- Instruction -
Report all lines holding "Health".

- The data -

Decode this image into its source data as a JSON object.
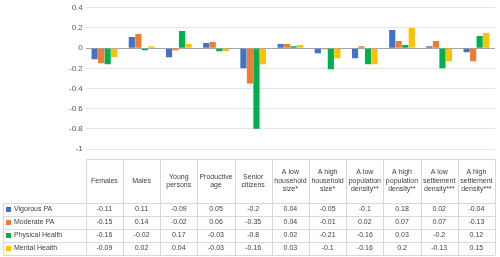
{
  "chart_data": {
    "type": "bar",
    "categories": [
      "Females",
      "Males",
      "Young persons",
      "Productive age",
      "Senior citizens",
      "A low household size*",
      "A high household size*",
      "A low population density**",
      "A high population density**",
      "A low settlement density***",
      "A high settlement density***"
    ],
    "series": [
      {
        "name": "Vigorous PA",
        "color": "#4472c4",
        "values": [
          -0.11,
          0.11,
          -0.09,
          0.05,
          -0.2,
          0.04,
          -0.05,
          -0.1,
          0.18,
          0.02,
          -0.04
        ]
      },
      {
        "name": "Moderate PA",
        "color": "#ed7d31",
        "values": [
          -0.15,
          0.14,
          -0.02,
          0.06,
          -0.35,
          0.04,
          -0.01,
          0.02,
          0.07,
          0.07,
          -0.13
        ]
      },
      {
        "name": "Physical Health",
        "color": "#00b050",
        "values": [
          -0.16,
          -0.02,
          0.17,
          -0.03,
          -0.8,
          0.02,
          -0.21,
          -0.16,
          0.03,
          -0.2,
          0.12
        ]
      },
      {
        "name": "Mental Health",
        "color": "#ffc000",
        "values": [
          -0.09,
          0.02,
          0.04,
          -0.03,
          -0.16,
          0.03,
          -0.1,
          -0.16,
          0.2,
          -0.13,
          0.15
        ]
      }
    ],
    "ylim": [
      -1,
      0.4
    ],
    "yticks": [
      -1,
      -0.8,
      -0.6,
      -0.4,
      -0.2,
      0,
      0.2,
      0.4
    ],
    "grid": true
  }
}
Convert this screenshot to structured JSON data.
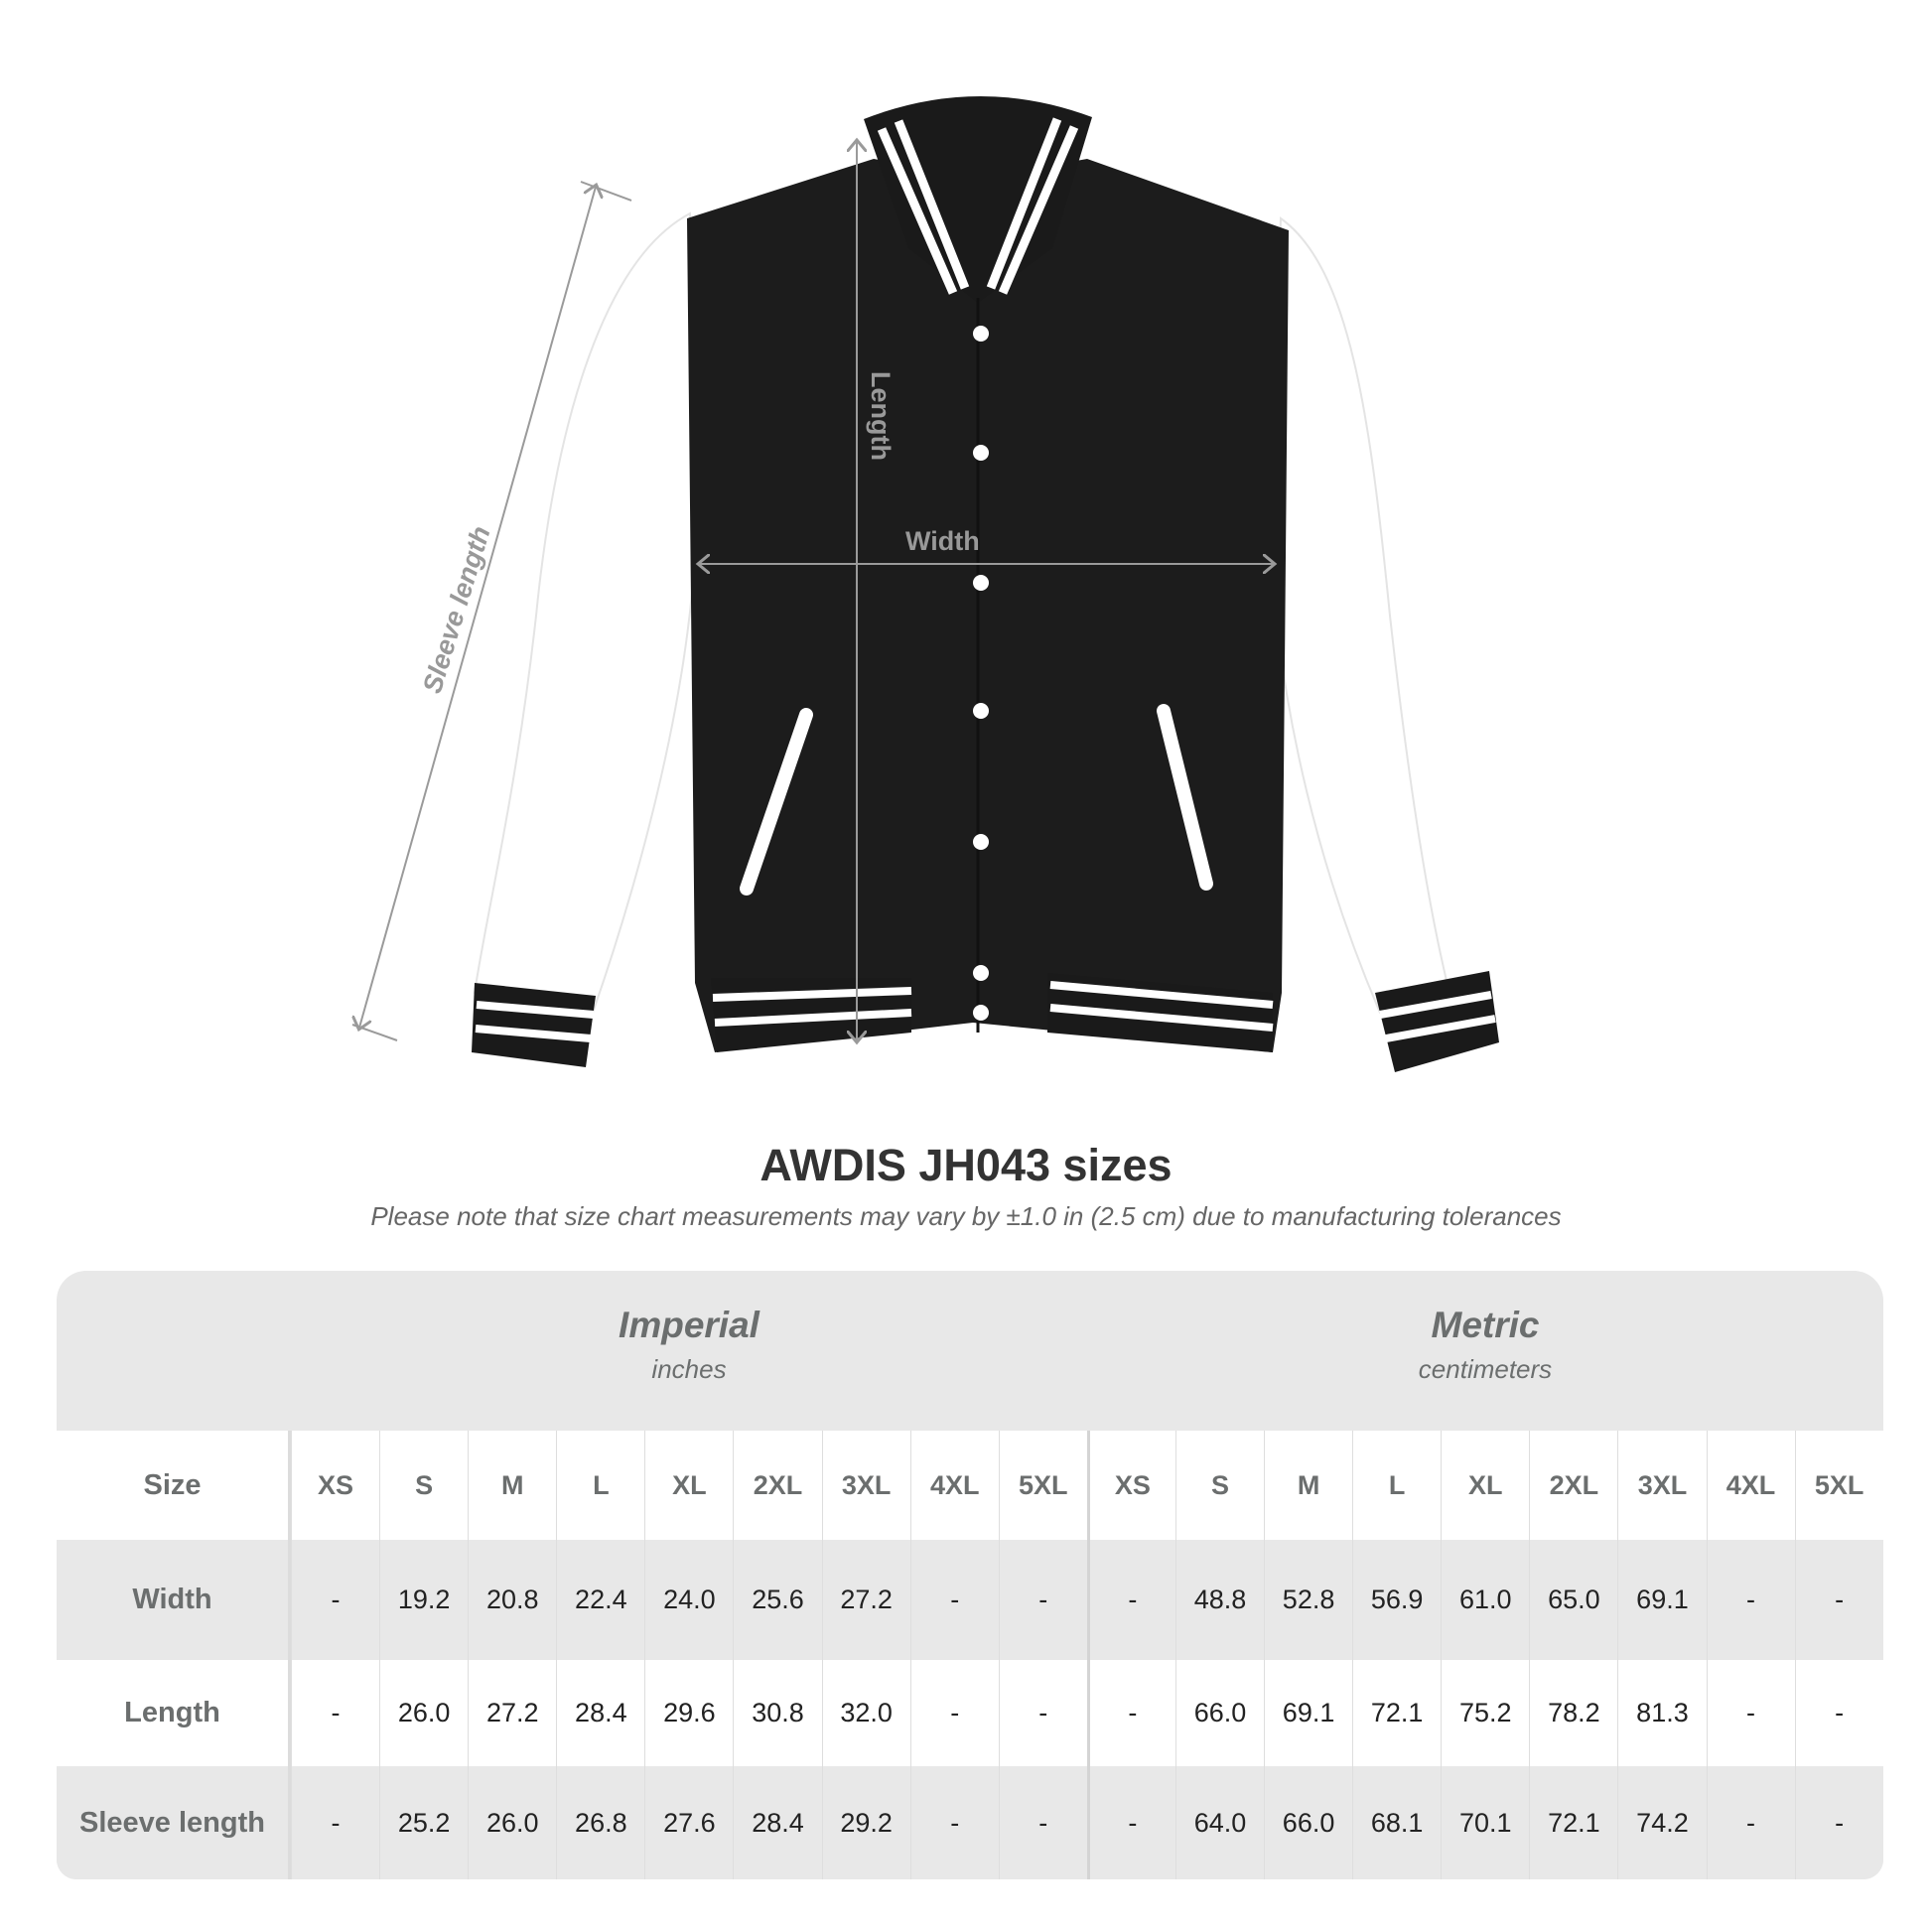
{
  "diagram": {
    "labels": {
      "length": "Length",
      "width": "Width",
      "sleeve": "Sleeve length"
    },
    "colors": {
      "body": "#1c1c1c",
      "sleeves": "#ffffff",
      "stripes": "#ffffff",
      "measure_line": "#9a9a9a"
    }
  },
  "title": "AWDIS JH043 sizes",
  "subtitle": "Please note that size chart measurements may vary by ±1.0 in (2.5 cm) due to manufacturing tolerances",
  "table": {
    "imperial": {
      "title": "Imperial",
      "unit": "inches"
    },
    "metric": {
      "title": "Metric",
      "unit": "centimeters"
    },
    "size_label": "Size",
    "sizes": [
      "XS",
      "S",
      "M",
      "L",
      "XL",
      "2XL",
      "3XL",
      "4XL",
      "5XL"
    ],
    "rows": [
      {
        "label": "Width",
        "imperial": [
          "-",
          "19.2",
          "20.8",
          "22.4",
          "24.0",
          "25.6",
          "27.2",
          "-",
          "-"
        ],
        "metric": [
          "-",
          "48.8",
          "52.8",
          "56.9",
          "61.0",
          "65.0",
          "69.1",
          "-",
          "-"
        ]
      },
      {
        "label": "Length",
        "imperial": [
          "-",
          "26.0",
          "27.2",
          "28.4",
          "29.6",
          "30.8",
          "32.0",
          "-",
          "-"
        ],
        "metric": [
          "-",
          "66.0",
          "69.1",
          "72.1",
          "75.2",
          "78.2",
          "81.3",
          "-",
          "-"
        ]
      },
      {
        "label": "Sleeve length",
        "imperial": [
          "-",
          "25.2",
          "26.0",
          "26.8",
          "27.6",
          "28.4",
          "29.2",
          "-",
          "-"
        ],
        "metric": [
          "-",
          "64.0",
          "66.0",
          "68.1",
          "70.1",
          "72.1",
          "74.2",
          "-",
          "-"
        ]
      }
    ]
  }
}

- Correct result -
        "name": "Physical Health",
        "name": "Mental Health",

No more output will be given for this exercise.